DATA.
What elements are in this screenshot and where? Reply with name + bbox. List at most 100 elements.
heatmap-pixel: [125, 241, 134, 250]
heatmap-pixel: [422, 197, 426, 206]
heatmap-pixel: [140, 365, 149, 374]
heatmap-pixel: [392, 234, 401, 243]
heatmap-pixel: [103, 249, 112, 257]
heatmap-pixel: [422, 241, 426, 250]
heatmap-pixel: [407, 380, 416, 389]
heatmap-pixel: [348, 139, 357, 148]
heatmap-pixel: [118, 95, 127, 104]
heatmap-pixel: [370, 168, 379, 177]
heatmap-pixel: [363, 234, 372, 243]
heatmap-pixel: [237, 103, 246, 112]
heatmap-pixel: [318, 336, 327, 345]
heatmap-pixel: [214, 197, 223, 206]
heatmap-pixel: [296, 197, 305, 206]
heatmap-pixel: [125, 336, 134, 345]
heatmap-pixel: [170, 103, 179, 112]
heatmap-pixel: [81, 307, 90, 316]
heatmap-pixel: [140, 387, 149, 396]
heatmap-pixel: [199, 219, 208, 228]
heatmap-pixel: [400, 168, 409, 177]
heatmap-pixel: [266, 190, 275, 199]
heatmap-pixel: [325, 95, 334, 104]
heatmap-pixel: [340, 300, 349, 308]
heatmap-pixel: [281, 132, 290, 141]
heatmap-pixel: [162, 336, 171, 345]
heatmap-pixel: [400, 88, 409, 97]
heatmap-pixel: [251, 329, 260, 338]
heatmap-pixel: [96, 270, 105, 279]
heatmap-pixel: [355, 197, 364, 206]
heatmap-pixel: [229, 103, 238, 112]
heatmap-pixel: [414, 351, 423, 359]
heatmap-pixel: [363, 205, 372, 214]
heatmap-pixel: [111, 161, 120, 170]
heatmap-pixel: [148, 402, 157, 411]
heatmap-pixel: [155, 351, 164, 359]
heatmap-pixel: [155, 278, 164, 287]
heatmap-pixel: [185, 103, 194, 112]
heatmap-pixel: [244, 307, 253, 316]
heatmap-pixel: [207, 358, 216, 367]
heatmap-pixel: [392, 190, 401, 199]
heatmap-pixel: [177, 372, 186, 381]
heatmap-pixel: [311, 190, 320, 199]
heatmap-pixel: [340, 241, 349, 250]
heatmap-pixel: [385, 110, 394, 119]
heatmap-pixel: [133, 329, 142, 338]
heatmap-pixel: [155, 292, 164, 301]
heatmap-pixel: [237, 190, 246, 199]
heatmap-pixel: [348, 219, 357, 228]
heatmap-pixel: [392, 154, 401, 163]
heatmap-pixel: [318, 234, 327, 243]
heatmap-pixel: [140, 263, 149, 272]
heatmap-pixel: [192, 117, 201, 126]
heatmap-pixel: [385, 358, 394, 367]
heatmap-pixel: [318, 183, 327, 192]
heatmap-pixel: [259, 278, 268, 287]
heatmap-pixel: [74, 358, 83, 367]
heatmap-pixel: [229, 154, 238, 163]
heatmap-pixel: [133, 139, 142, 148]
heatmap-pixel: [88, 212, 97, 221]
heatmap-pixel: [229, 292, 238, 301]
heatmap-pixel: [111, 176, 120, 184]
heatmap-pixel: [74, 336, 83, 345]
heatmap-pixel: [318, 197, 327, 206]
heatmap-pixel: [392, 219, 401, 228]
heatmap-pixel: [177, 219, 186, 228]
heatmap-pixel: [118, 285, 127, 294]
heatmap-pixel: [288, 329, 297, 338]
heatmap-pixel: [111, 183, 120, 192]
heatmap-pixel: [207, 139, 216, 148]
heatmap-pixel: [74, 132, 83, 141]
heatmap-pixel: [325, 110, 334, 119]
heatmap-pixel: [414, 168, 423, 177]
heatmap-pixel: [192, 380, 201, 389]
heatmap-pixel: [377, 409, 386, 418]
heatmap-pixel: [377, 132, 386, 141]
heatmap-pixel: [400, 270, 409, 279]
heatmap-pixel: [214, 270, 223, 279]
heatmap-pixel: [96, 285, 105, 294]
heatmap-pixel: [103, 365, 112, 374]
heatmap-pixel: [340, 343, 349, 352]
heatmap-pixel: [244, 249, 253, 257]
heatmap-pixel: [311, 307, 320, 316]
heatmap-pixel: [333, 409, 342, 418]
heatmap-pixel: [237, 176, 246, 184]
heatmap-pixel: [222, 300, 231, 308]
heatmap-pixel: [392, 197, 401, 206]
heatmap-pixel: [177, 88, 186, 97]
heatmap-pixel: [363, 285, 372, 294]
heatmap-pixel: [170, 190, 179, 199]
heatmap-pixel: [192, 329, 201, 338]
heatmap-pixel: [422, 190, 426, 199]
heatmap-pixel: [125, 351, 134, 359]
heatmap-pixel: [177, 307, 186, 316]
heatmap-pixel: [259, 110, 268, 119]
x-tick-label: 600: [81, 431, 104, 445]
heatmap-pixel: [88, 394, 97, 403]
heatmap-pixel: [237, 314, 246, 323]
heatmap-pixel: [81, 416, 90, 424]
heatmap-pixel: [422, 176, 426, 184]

GIVEN INSTRUCTION. Rewrite each line of the listing above as a numbered list, omitting any blank lines.

ANSWER TO THIS EXERCISE.
1. What elements are in this screenshot and where? Reply with name + bbox. List at most 100 elements.
2. heatmap-pixel: [125, 241, 134, 250]
3. heatmap-pixel: [422, 197, 426, 206]
4. heatmap-pixel: [140, 365, 149, 374]
5. heatmap-pixel: [392, 234, 401, 243]
6. heatmap-pixel: [103, 249, 112, 257]
7. heatmap-pixel: [422, 241, 426, 250]
8. heatmap-pixel: [407, 380, 416, 389]
9. heatmap-pixel: [348, 139, 357, 148]
10. heatmap-pixel: [118, 95, 127, 104]
11. heatmap-pixel: [370, 168, 379, 177]
12. heatmap-pixel: [363, 234, 372, 243]
13. heatmap-pixel: [237, 103, 246, 112]
14. heatmap-pixel: [318, 336, 327, 345]
15. heatmap-pixel: [214, 197, 223, 206]
16. heatmap-pixel: [296, 197, 305, 206]
17. heatmap-pixel: [125, 336, 134, 345]
18. heatmap-pixel: [170, 103, 179, 112]
19. heatmap-pixel: [81, 307, 90, 316]
20. heatmap-pixel: [140, 387, 149, 396]
21. heatmap-pixel: [199, 219, 208, 228]
22. heatmap-pixel: [400, 168, 409, 177]
23. heatmap-pixel: [266, 190, 275, 199]
24. heatmap-pixel: [325, 95, 334, 104]
25. heatmap-pixel: [340, 300, 349, 308]
26. heatmap-pixel: [281, 132, 290, 141]
27. heatmap-pixel: [162, 336, 171, 345]
28. heatmap-pixel: [400, 88, 409, 97]
29. heatmap-pixel: [251, 329, 260, 338]
30. heatmap-pixel: [96, 270, 105, 279]
31. heatmap-pixel: [355, 197, 364, 206]
32. heatmap-pixel: [229, 103, 238, 112]
33. heatmap-pixel: [414, 351, 423, 359]
34. heatmap-pixel: [363, 205, 372, 214]
35. heatmap-pixel: [111, 161, 120, 170]
36. heatmap-pixel: [148, 402, 157, 411]
37. heatmap-pixel: [155, 351, 164, 359]
38. heatmap-pixel: [155, 278, 164, 287]
39. heatmap-pixel: [185, 103, 194, 112]
40. heatmap-pixel: [244, 307, 253, 316]
41. heatmap-pixel: [207, 358, 216, 367]
42. heatmap-pixel: [392, 190, 401, 199]
43. heatmap-pixel: [177, 372, 186, 381]
44. heatmap-pixel: [311, 190, 320, 199]
45. heatmap-pixel: [340, 241, 349, 250]
46. heatmap-pixel: [385, 110, 394, 119]
47. heatmap-pixel: [133, 329, 142, 338]
48. heatmap-pixel: [155, 292, 164, 301]
49. heatmap-pixel: [237, 190, 246, 199]
50. heatmap-pixel: [348, 219, 357, 228]
51. heatmap-pixel: [392, 154, 401, 163]
52. heatmap-pixel: [318, 234, 327, 243]
53. heatmap-pixel: [140, 263, 149, 272]
54. heatmap-pixel: [192, 117, 201, 126]
55. heatmap-pixel: [385, 358, 394, 367]
56. heatmap-pixel: [318, 183, 327, 192]
57. heatmap-pixel: [259, 278, 268, 287]
58. heatmap-pixel: [74, 358, 83, 367]
59. heatmap-pixel: [229, 154, 238, 163]
60. heatmap-pixel: [133, 139, 142, 148]
61. heatmap-pixel: [88, 212, 97, 221]
62. heatmap-pixel: [229, 292, 238, 301]
63. heatmap-pixel: [111, 176, 120, 184]
64. heatmap-pixel: [74, 336, 83, 345]
65. heatmap-pixel: [318, 197, 327, 206]
66. heatmap-pixel: [392, 219, 401, 228]
67. heatmap-pixel: [177, 219, 186, 228]
68. heatmap-pixel: [118, 285, 127, 294]
69. heatmap-pixel: [288, 329, 297, 338]
70. heatmap-pixel: [111, 183, 120, 192]
71. heatmap-pixel: [207, 139, 216, 148]
72. heatmap-pixel: [74, 132, 83, 141]
73. heatmap-pixel: [325, 110, 334, 119]
74. heatmap-pixel: [414, 168, 423, 177]
75. heatmap-pixel: [192, 380, 201, 389]
76. heatmap-pixel: [377, 409, 386, 418]
77. heatmap-pixel: [377, 132, 386, 141]
78. heatmap-pixel: [400, 270, 409, 279]
79. heatmap-pixel: [214, 270, 223, 279]
80. heatmap-pixel: [96, 285, 105, 294]
81. heatmap-pixel: [103, 365, 112, 374]
82. heatmap-pixel: [340, 343, 349, 352]
83. heatmap-pixel: [244, 249, 253, 257]
84. heatmap-pixel: [311, 307, 320, 316]
85. heatmap-pixel: [333, 409, 342, 418]
86. heatmap-pixel: [237, 176, 246, 184]
87. heatmap-pixel: [222, 300, 231, 308]
88. heatmap-pixel: [392, 197, 401, 206]
89. heatmap-pixel: [177, 88, 186, 97]
90. heatmap-pixel: [363, 285, 372, 294]
91. heatmap-pixel: [170, 190, 179, 199]
92. heatmap-pixel: [192, 329, 201, 338]
93. heatmap-pixel: [422, 190, 426, 199]
94. heatmap-pixel: [125, 351, 134, 359]
95. heatmap-pixel: [177, 307, 186, 316]
96. heatmap-pixel: [259, 110, 268, 119]
97. x-tick-label: 600: [81, 431, 104, 445]
98. heatmap-pixel: [88, 394, 97, 403]
99. heatmap-pixel: [237, 314, 246, 323]
100. heatmap-pixel: [81, 416, 90, 424]
101. heatmap-pixel: [422, 176, 426, 184]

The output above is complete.